Material for this exercise:
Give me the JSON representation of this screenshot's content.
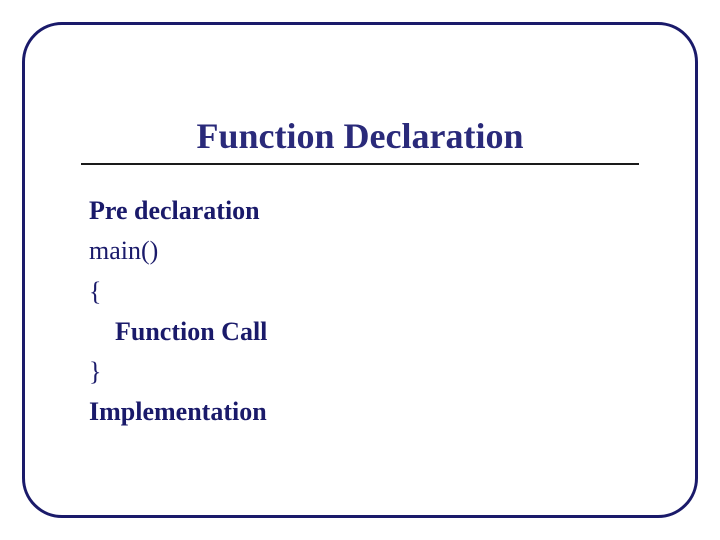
{
  "title": "Function Declaration",
  "lines": {
    "l1": "Pre declaration",
    "l2": "main()",
    "l3": "{",
    "l4": "Function Call",
    "l5": "}",
    "l6": "Implementation"
  }
}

What you have to do:
Working from the lines above, reproduce the material exactly and exclude its pictures.

Solution:
Give me the JSON representation of this screenshot's content.
{
  "title": "Function Declaration",
  "lines": {
    "l1": "Pre declaration",
    "l2": "main()",
    "l3": "{",
    "l4": "Function Call",
    "l5": "}",
    "l6": "Implementation"
  }
}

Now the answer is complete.